• **Excerpted records**:
··········

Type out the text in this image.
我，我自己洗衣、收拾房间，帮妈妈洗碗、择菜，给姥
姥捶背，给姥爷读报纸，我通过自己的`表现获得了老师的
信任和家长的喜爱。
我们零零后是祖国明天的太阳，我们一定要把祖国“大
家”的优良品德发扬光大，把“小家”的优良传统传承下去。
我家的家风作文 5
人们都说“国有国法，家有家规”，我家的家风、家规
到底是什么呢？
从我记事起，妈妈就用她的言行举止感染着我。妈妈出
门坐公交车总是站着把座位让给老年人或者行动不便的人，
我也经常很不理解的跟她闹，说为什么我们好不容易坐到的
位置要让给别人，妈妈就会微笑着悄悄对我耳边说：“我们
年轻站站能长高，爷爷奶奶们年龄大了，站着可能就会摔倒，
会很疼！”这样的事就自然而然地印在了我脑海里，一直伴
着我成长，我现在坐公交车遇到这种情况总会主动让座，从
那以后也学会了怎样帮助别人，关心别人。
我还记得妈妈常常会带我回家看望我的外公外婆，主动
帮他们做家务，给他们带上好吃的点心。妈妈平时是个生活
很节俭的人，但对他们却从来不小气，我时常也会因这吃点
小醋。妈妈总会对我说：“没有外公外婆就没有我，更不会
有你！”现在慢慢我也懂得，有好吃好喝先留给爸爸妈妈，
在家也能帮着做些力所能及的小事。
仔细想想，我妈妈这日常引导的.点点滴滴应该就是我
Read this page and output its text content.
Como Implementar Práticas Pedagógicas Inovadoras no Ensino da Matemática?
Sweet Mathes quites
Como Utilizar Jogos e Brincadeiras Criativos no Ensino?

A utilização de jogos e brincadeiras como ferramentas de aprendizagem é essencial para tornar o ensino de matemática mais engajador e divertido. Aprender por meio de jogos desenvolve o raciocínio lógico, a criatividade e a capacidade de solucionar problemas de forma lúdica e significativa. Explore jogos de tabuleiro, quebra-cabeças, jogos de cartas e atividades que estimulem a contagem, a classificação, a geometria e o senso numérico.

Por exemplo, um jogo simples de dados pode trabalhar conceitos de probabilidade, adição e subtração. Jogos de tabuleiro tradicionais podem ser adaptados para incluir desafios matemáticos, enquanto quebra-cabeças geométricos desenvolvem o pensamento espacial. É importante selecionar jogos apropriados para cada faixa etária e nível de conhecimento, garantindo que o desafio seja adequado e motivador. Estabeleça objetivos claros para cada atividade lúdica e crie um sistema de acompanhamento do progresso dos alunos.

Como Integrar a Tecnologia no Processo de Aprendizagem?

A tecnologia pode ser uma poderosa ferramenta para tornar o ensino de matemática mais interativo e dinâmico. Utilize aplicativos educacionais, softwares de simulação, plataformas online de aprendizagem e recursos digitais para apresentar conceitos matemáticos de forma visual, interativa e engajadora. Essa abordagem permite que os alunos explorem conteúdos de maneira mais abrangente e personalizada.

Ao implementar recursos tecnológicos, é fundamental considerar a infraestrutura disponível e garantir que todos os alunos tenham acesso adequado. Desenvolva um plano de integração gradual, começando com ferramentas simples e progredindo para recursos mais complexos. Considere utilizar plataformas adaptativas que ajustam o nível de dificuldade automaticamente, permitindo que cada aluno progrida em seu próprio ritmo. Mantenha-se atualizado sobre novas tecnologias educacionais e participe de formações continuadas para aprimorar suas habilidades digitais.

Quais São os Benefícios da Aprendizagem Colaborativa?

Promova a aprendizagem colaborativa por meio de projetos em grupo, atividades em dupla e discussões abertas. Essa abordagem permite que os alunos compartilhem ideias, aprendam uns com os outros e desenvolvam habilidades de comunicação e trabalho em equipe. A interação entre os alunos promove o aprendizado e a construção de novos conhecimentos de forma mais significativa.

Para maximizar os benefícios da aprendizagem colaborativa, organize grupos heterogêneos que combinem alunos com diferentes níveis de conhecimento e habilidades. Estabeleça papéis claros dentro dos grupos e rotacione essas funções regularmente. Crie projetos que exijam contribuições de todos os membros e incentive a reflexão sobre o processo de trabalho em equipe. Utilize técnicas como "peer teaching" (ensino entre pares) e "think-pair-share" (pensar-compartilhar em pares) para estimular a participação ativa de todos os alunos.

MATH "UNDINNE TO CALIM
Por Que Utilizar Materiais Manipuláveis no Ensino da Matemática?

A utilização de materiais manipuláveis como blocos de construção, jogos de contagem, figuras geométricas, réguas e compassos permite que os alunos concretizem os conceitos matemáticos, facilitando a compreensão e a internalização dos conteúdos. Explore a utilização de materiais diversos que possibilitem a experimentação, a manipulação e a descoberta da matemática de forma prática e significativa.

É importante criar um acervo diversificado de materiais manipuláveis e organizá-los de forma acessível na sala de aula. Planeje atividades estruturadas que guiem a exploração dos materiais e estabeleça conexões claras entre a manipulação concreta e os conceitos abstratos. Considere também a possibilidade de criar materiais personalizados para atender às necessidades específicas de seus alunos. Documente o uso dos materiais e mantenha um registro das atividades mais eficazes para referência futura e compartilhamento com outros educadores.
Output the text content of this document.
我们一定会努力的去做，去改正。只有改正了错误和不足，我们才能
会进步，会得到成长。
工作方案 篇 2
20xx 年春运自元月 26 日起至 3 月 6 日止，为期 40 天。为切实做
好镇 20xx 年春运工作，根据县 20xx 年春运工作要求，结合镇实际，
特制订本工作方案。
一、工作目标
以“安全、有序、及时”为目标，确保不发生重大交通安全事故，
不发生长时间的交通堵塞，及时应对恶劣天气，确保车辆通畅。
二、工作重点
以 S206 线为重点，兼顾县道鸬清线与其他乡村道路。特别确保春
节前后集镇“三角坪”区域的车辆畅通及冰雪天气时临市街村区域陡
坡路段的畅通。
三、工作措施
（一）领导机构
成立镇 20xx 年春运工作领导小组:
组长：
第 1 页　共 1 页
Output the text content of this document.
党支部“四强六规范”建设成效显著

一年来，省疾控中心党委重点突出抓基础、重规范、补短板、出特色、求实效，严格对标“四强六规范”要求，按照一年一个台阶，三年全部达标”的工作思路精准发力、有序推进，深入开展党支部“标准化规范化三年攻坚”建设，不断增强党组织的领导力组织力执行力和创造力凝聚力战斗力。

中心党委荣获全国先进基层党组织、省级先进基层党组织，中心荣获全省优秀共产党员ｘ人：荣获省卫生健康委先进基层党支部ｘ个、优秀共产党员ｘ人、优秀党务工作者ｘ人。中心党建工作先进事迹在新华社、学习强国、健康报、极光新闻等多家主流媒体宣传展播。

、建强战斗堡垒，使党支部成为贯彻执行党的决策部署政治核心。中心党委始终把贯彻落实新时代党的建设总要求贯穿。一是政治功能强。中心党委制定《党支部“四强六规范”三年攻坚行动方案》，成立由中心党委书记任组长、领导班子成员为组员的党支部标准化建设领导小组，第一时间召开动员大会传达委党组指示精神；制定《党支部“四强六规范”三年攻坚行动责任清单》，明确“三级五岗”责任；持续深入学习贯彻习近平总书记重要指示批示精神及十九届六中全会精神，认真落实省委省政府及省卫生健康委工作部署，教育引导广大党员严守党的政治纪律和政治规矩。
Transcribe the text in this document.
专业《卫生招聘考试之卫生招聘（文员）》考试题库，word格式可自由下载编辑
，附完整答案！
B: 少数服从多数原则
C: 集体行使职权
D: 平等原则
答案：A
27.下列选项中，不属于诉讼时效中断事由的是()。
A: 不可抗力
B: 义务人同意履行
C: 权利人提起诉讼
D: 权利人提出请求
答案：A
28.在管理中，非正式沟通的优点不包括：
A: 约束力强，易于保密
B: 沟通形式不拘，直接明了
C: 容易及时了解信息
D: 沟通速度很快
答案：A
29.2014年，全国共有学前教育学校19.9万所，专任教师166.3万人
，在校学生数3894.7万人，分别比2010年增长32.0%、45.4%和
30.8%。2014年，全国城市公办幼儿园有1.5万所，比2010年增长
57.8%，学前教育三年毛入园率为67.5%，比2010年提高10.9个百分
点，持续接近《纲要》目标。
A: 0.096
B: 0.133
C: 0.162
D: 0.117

··········

Repeat only the stretch of lines starting at the one containing "Transcribe the text in this document." and running to the final line of the entries above.

Transcribe the text in this document.
专业《卫生招聘考试之卫生招聘（文员）》考试题库，word格式可自由下载编辑
，附完整答案！
B: 少数服从多数原则
C: 集体行使职权
D: 平等原则
答案：A
27.下列选项中，不属于诉讼时效中断事由的是()。
A: 不可抗力
B: 义务人同意履行
C: 权利人提起诉讼
D: 权利人提出请求
答案：A
28.在管理中，非正式沟通的优点不包括：
A: 约束力强，易于保密
B: 沟通形式不拘，直接明了
C: 容易及时了解信息
D: 沟通速度很快
答案：A
29.2014年，全国共有学前教育学校19.9万所，专任教师166.3万人
，在校学生数3894.7万人，分别比2010年增长32.0%、45.4%和
30.8%。2014年，全国城市公办幼儿园有1.5万所，比2010年增长
57.8%，学前教育三年毛入园率为67.5%，比2010年提高10.9个百分
点，持续接近《纲要》目标。
A: 0.096
B: 0.133
C: 0.162
D: 0.117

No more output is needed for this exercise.